● **DESAFIO A**: Reescreva em forma de lista o parágrafo do texto sobre a defesa de IVANO ROSSI que começa com "A Defesa de IVANO ROSSI alegou", preservando seus fatos principais.
● **DESAFIO B**: Prossiga o texto sobre a defesa de IVANO ROSSI a partir da última frase apresentada.

A Defesa de IVANO ROSSI alegou que sua influência política na região oeste do Estado é que vem gerando acusações infundadas contra sua pessoa a fim de enfraquecer seu capital político, não tendo qualquer participação de comando no esquema criminoso em apuração. Insistiu na tese de que não houve autorização para a campana realizada em frente à prefeitura, bem como para a entrada naquele prédio e no imóvel rural, o que invalida toda a prova dali obtida. Arguiu ser nula a delação premiada porque o delator estava preso e, quanto ao uso da máquina agrícola do Município de Guatambu na sua lavoura, afirmou inexistir crime.

● **LINHAS DE DADOS**:
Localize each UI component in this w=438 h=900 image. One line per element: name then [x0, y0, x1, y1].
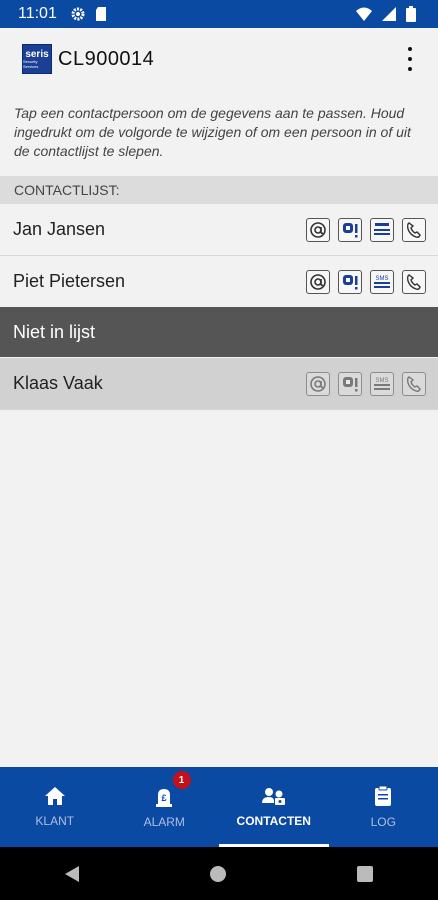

● **RESPOSTA CORRETA A**:
- A defesa afirma que as acusações contra IVANO ROSSI são infundadas, decorrem de sua influência política na região oeste do Estado e visam enfraquecer seu capital político.
- Nega que ele tenha tido qualquer participação de comando no esquema criminoso em apuração.
- Sustenta que não houve autorização para a campana em frente à prefeitura nem para a entrada nesse prédio e no imóvel rural, o que invalidaria toda a prova ali obtida.
- Alega que a delação premiada é nula porque o delator estava preso.
- Afirma que não houve crime no uso da máquina agrícola do Município de Guatambu em sua lavoura.

● **RESPOSTA CORRETA B**:
A Defesa dos irmãos PIAZZA requereu, quanto ao comprovante encontrado no celular de GIUSEPPE, o reconhecimento da ilicitude de prova, por conta do vício de consentimento do idoso ao acesso ao celular; a absolvição deles, sob o argumento de que o município não sofreu prejuízo, pois houve a efetiva entrega dos equipamentos agrícolas da empresa COISA NOSSA LTDA. para o Município de Guatambu, os quais possuem características exclusivas importantes. Argumentaram que não houve quaisquer pagamentos a agentes públicos e políticos para garantir o sucesso na licitação e que estão sendo perseguidos por conta da amizade de longa data de ALDO e PAOLO com IVANO. Alternativamente, em caso de condenação por crime contra a Administração Pública, sustentaram a ocorrência de overcharging horizontal. O acusado PAOLO PIAZZA alegou que as armas e munições eram para a defesa da propriedade em que está instalada a empresa, distante do centro da cidade, havendo excludente de ilicitude. O réu RODOLFO PIAZZA alegou ter mera participação societária, não administrando nem exercendo, na verdade, qualquer atividade na empresa. Alegaram, por fim, a quebra de incomunicabilidade entre as testemunhas de acusação, pois todos os policiais do Gaeco comunicaram-se durante as investigações.
Os autos foram conclusos para sentença em 17 de setembro de 2024, tendo sido prolatada no prazo legal.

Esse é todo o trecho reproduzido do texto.